(DATA ENTRIES):
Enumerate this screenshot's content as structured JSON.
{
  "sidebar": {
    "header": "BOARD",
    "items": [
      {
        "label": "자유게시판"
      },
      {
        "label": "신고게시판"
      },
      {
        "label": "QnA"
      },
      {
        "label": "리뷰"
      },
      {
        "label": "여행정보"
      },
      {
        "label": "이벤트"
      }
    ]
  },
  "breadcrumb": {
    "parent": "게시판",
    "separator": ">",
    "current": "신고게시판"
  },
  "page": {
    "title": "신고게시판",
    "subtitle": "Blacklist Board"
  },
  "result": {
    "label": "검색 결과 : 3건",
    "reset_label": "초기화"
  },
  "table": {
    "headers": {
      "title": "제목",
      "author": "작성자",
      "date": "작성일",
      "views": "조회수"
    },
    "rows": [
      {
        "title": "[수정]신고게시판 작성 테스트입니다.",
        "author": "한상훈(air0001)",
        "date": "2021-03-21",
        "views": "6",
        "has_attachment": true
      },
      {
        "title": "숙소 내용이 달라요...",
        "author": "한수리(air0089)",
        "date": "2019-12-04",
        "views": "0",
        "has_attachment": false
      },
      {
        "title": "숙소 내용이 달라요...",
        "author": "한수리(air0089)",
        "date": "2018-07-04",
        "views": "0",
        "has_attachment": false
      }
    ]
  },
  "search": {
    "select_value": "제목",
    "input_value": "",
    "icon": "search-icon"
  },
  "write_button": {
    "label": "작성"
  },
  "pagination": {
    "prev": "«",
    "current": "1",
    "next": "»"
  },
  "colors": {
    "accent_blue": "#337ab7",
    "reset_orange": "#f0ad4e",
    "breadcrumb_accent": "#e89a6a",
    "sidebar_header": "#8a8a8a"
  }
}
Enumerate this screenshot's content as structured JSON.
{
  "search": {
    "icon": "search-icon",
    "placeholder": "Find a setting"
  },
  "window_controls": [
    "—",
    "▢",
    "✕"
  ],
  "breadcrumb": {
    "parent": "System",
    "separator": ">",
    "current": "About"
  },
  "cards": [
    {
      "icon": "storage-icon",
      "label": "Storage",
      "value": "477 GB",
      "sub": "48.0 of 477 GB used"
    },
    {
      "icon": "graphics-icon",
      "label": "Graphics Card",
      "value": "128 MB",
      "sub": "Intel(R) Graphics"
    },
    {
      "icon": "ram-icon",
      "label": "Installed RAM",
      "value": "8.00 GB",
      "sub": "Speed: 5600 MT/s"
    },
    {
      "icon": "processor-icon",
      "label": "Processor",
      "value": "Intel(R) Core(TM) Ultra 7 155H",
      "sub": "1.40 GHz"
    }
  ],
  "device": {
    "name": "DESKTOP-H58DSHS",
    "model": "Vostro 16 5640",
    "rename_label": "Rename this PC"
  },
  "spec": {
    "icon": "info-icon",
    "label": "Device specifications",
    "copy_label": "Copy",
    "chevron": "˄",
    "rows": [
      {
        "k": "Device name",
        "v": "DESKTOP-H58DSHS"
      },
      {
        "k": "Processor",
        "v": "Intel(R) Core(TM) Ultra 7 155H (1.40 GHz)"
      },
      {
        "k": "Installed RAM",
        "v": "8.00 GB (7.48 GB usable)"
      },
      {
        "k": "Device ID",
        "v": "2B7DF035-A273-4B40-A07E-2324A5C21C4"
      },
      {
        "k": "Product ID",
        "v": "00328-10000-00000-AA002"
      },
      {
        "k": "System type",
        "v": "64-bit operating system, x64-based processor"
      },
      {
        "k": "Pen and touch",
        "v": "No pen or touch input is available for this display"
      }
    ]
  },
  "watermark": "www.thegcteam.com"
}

(WHAT THE TASK ASKS): From the material above, copy each line that includes the word "date".

(RESPONSE TO THE EXERCISE):
      "date": "작성일",
        "date": "2021-03-21",
        "date": "2019-12-04",
        "date": "2018-07-04",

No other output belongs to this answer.